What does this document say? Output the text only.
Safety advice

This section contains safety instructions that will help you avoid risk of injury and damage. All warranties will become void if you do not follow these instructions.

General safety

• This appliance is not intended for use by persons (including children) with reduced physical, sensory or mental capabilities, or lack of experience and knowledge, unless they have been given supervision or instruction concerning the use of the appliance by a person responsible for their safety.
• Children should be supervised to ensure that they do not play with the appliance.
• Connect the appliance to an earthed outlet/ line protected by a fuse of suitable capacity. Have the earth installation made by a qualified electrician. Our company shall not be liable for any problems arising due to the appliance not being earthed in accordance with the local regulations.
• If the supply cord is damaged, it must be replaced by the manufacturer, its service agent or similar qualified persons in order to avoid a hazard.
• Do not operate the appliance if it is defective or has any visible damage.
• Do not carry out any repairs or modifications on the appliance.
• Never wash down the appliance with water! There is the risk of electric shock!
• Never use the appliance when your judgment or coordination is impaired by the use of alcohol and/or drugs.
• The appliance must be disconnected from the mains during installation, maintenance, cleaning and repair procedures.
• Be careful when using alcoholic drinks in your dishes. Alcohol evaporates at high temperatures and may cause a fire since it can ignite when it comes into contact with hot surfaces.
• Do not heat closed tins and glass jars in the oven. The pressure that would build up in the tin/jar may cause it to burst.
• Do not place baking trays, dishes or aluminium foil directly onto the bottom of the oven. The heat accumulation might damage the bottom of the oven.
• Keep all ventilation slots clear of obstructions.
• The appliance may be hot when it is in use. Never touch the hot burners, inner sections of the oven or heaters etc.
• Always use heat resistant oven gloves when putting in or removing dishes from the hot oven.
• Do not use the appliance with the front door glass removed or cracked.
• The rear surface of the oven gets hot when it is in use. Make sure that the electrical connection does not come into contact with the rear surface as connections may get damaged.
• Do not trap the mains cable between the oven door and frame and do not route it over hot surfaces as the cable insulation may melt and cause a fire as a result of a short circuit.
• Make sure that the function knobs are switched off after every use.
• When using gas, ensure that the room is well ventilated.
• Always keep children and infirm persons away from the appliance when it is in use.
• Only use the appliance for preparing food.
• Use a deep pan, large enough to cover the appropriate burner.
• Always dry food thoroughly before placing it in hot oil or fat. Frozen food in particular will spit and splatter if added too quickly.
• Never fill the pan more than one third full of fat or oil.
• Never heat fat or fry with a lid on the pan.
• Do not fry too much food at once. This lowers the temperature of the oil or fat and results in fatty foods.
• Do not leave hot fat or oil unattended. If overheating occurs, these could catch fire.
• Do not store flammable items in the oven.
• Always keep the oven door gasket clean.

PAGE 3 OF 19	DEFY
══════════════════════════════
Take the entries above and transcribe them in full.

What does this document say? Output the text only.
Safety advice

This section contains safety instructions that will help you avoid risk of injury and damage. All warranties will become void if you do not follow these instructions.

General safety

• This appliance is not intended for use by persons (including children) with reduced physical, sensory or mental capabilities, or lack of experience and knowledge, unless they have been given supervision or instruction concerning the use of the appliance by a person responsible for their safety.
• Children should be supervised to ensure that they do not play with the appliance.
• Connect the appliance to an earthed outlet/ line protected by a fuse of suitable capacity. Have the earth installation made by a qualified electrician. Our company shall not be liable for any problems arising due to the appliance not being earthed in accordance with the local regulations.
• If the supply cord is damaged, it must be replaced by the manufacturer, its service agent or similar qualified persons in order to avoid a hazard.
• Do not operate the appliance if it is defective or has any visible damage.
• Do not carry out any repairs or modifications on the appliance.
• Never wash down the appliance with water! There is the risk of electric shock!
• Never use the appliance when your judgment or coordination is impaired by the use of alcohol and/or drugs.
• The appliance must be disconnected from the mains during installation, maintenance, cleaning and repair procedures.
• Be careful when using alcoholic drinks in your dishes. Alcohol evaporates at high temperatures and may cause a fire since it can ignite when it comes into contact with hot surfaces.
• Do not heat closed tins and glass jars in the oven. The pressure that would build up in the tin/jar may cause it to burst.
• Do not place baking trays, dishes or aluminium foil directly onto the bottom of the oven. The heat accumulation might damage the bottom of the oven.
• Keep all ventilation slots clear of obstructions.
• The appliance may be hot when it is in use. Never touch the hot burners, inner sections of the oven or heaters etc.
• Always use heat resistant oven gloves when putting in or removing dishes from the hot oven.
• Do not use the appliance with the front door glass removed or cracked.
• The rear surface of the oven gets hot when it is in use. Make sure that the electrical connection does not come into contact with the rear surface as connections may get damaged.
• Do not trap the mains cable between the oven door and frame and do not route it over hot surfaces as the cable insulation may melt and cause a fire as a result of a short circuit.
• Make sure that the function knobs are switched off after every use.
• When using gas, ensure that the room is well ventilated.
• Always keep children and infirm persons away from the appliance when it is in use.
• Only use the appliance for preparing food.
• Use a deep pan, large enough to cover the appropriate burner.
• Always dry food thoroughly before placing it in hot oil or fat. Frozen food in particular will spit and splatter if added too quickly.
• Never fill the pan more than one third full of fat or oil.
• Never heat fat or fry with a lid on the pan.
• Do not fry too much food at once. This lowers the temperature of the oil or fat and results in fatty foods.
• Do not leave hot fat or oil unattended. If overheating occurs, these could catch fire.
• Do not store flammable items in the oven.
• Always keep the oven door gasket clean.

PAGE 3 OF 19	DEFY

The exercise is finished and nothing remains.